[Records contained in a dataset]
§ §

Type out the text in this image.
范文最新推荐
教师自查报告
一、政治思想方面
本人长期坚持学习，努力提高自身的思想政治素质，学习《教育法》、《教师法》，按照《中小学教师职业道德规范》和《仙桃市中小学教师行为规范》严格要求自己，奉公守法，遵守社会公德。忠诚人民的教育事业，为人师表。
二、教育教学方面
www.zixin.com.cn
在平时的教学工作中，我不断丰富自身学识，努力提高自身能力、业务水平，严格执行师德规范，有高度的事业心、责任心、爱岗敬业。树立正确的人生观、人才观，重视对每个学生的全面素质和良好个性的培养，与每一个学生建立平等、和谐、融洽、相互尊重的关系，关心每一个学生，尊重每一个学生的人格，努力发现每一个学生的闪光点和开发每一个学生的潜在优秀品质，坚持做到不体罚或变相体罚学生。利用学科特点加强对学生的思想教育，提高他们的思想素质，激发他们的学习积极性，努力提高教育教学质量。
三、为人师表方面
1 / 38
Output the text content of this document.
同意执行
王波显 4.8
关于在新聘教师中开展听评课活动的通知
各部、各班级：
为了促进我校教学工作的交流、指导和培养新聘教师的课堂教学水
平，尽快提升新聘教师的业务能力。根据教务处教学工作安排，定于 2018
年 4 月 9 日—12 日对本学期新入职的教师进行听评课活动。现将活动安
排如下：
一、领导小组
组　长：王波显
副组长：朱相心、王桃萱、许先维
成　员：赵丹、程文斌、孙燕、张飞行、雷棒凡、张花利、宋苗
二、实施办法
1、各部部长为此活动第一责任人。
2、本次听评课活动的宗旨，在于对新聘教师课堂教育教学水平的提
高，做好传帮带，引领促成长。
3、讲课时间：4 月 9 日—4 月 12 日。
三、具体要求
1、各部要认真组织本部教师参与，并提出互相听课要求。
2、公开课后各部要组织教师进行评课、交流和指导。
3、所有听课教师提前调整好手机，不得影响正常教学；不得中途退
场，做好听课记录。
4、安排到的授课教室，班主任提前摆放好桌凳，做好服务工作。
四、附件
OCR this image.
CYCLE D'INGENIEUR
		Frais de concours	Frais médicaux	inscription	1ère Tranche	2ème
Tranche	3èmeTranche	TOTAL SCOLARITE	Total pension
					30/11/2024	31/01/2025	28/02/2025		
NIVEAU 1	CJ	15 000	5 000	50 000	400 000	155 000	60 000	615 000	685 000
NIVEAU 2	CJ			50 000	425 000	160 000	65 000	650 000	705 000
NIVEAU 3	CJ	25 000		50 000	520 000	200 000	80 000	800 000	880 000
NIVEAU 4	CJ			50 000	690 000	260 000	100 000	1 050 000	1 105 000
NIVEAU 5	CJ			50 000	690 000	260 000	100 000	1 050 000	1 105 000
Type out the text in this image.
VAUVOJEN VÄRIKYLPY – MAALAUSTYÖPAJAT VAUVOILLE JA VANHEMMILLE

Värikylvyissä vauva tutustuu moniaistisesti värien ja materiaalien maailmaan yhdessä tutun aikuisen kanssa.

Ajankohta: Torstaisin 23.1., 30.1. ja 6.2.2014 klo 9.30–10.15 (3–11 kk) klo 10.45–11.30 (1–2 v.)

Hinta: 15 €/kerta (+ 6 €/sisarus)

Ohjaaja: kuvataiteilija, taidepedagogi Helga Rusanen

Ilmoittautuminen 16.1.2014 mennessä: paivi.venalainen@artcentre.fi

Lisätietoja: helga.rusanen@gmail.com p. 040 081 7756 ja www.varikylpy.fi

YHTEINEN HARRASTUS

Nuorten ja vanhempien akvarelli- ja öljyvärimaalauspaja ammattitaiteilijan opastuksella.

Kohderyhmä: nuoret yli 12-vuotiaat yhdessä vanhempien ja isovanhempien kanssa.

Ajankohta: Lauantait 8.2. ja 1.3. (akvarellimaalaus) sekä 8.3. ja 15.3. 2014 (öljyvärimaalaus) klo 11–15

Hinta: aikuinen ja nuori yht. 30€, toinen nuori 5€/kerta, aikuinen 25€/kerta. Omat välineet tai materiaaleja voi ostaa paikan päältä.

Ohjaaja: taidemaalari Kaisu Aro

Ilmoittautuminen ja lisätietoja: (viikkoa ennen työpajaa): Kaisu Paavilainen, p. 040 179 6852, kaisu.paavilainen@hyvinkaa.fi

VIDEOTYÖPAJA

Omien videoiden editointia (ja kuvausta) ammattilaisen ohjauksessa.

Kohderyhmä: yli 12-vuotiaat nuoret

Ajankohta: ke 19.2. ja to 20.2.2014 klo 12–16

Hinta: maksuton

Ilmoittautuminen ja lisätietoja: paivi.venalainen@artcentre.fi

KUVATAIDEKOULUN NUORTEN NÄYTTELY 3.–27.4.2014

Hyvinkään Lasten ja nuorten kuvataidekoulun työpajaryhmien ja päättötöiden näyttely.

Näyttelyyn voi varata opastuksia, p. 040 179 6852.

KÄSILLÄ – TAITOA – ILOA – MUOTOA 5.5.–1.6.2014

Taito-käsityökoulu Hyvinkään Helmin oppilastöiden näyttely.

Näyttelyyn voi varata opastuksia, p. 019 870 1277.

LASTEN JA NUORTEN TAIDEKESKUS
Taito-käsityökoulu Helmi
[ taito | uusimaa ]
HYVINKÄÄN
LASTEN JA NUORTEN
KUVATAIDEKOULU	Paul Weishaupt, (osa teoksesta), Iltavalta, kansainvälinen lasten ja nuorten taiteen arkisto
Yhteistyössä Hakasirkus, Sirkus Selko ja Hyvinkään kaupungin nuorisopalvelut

§ §

» EXERCISE:
Quote all of the entries exactly as they appear.

» FINISHED TASK:
Type out the text in this image.
范文最新推荐
教师自查报告
一、政治思想方面
本人长期坚持学习，努力提高自身的思想政治素质，学习《教育法》、《教师法》，按照《中小学教师职业道德规范》和《仙桃市中小学教师行为规范》严格要求自己，奉公守法，遵守社会公德。忠诚人民的教育事业，为人师表。
二、教育教学方面
www.zixin.com.cn
在平时的教学工作中，我不断丰富自身学识，努力提高自身能力、业务水平，严格执行师德规范，有高度的事业心、责任心、爱岗敬业。树立正确的人生观、人才观，重视对每个学生的全面素质和良好个性的培养，与每一个学生建立平等、和谐、融洽、相互尊重的关系，关心每一个学生，尊重每一个学生的人格，努力发现每一个学生的闪光点和开发每一个学生的潜在优秀品质，坚持做到不体罚或变相体罚学生。利用学科特点加强对学生的思想教育，提高他们的思想素质，激发他们的学习积极性，努力提高教育教学质量。
三、为人师表方面
1 / 38
Output the text content of this document.
同意执行
王波显 4.8
关于在新聘教师中开展听评课活动的通知
各部、各班级：
为了促进我校教学工作的交流、指导和培养新聘教师的课堂教学水
平，尽快提升新聘教师的业务能力。根据教务处教学工作安排，定于 2018
年 4 月 9 日—12 日对本学期新入职的教师进行听评课活动。现将活动安
排如下：
一、领导小组
组　长：王波显
副组长：朱相心、王桃萱、许先维
成　员：赵丹、程文斌、孙燕、张飞行、雷棒凡、张花利、宋苗
二、实施办法
1、各部部长为此活动第一责任人。
2、本次听评课活动的宗旨，在于对新聘教师课堂教育教学水平的提
高，做好传帮带，引领促成长。
3、讲课时间：4 月 9 日—4 月 12 日。
三、具体要求
1、各部要认真组织本部教师参与，并提出互相听课要求。
2、公开课后各部要组织教师进行评课、交流和指导。
3、所有听课教师提前调整好手机，不得影响正常教学；不得中途退
场，做好听课记录。
4、安排到的授课教室，班主任提前摆放好桌凳，做好服务工作。
四、附件
OCR this image.
CYCLE D'INGENIEUR
		Frais de concours	Frais médicaux	inscription	1ère Tranche	2ème
Tranche	3èmeTranche	TOTAL SCOLARITE	Total pension
					30/11/2024	31/01/2025	28/02/2025		
NIVEAU 1	CJ	15 000	5 000	50 000	400 000	155 000	60 000	615 000	685 000
NIVEAU 2	CJ			50 000	425 000	160 000	65 000	650 000	705 000
NIVEAU 3	CJ	25 000		50 000	520 000	200 000	80 000	800 000	880 000
NIVEAU 4	CJ			50 000	690 000	260 000	100 000	1 050 000	1 105 000
NIVEAU 5	CJ			50 000	690 000	260 000	100 000	1 050 000	1 105 000
Type out the text in this image.
VAUVOJEN VÄRIKYLPY – MAALAUSTYÖPAJAT VAUVOILLE JA VANHEMMILLE

Värikylvyissä vauva tutustuu moniaistisesti värien ja materiaalien maailmaan yhdessä tutun aikuisen kanssa.

Ajankohta: Torstaisin 23.1., 30.1. ja 6.2.2014 klo 9.30–10.15 (3–11 kk) klo 10.45–11.30 (1–2 v.)

Hinta: 15 €/kerta (+ 6 €/sisarus)

Ohjaaja: kuvataiteilija, taidepedagogi Helga Rusanen

Ilmoittautuminen 16.1.2014 mennessä: paivi.venalainen@artcentre.fi

Lisätietoja: helga.rusanen@gmail.com p. 040 081 7756 ja www.varikylpy.fi

YHTEINEN HARRASTUS

Nuorten ja vanhempien akvarelli- ja öljyvärimaalauspaja ammattitaiteilijan opastuksella.

Kohderyhmä: nuoret yli 12-vuotiaat yhdessä vanhempien ja isovanhempien kanssa.

Ajankohta: Lauantait 8.2. ja 1.3. (akvarellimaalaus) sekä 8.3. ja 15.3. 2014 (öljyvärimaalaus) klo 11–15

Hinta: aikuinen ja nuori yht. 30€, toinen nuori 5€/kerta, aikuinen 25€/kerta. Omat välineet tai materiaaleja voi ostaa paikan päältä.

Ohjaaja: taidemaalari Kaisu Aro

Ilmoittautuminen ja lisätietoja: (viikkoa ennen työpajaa): Kaisu Paavilainen, p. 040 179 6852, kaisu.paavilainen@hyvinkaa.fi

VIDEOTYÖPAJA

Omien videoiden editointia (ja kuvausta) ammattilaisen ohjauksessa.

Kohderyhmä: yli 12-vuotiaat nuoret

Ajankohta: ke 19.2. ja to 20.2.2014 klo 12–16

Hinta: maksuton

Ilmoittautuminen ja lisätietoja: paivi.venalainen@artcentre.fi

KUVATAIDEKOULUN NUORTEN NÄYTTELY 3.–27.4.2014

Hyvinkään Lasten ja nuorten kuvataidekoulun työpajaryhmien ja päättötöiden näyttely.

Näyttelyyn voi varata opastuksia, p. 040 179 6852.

KÄSILLÄ – TAITOA – ILOA – MUOTOA 5.5.–1.6.2014

Taito-käsityökoulu Hyvinkään Helmin oppilastöiden näyttely.

Näyttelyyn voi varata opastuksia, p. 019 870 1277.

LASTEN JA NUORTEN TAIDEKESKUS
Taito-käsityökoulu Helmi
[ taito | uusimaa ]
HYVINKÄÄN
LASTEN JA NUORTEN
KUVATAIDEKOULU	Paul Weishaupt, (osa teoksesta), Iltavalta, kansainvälinen lasten ja nuorten taiteen arkisto
Yhteistyössä Hakasirkus, Sirkus Selko ja Hyvinkään kaupungin nuorisopalvelut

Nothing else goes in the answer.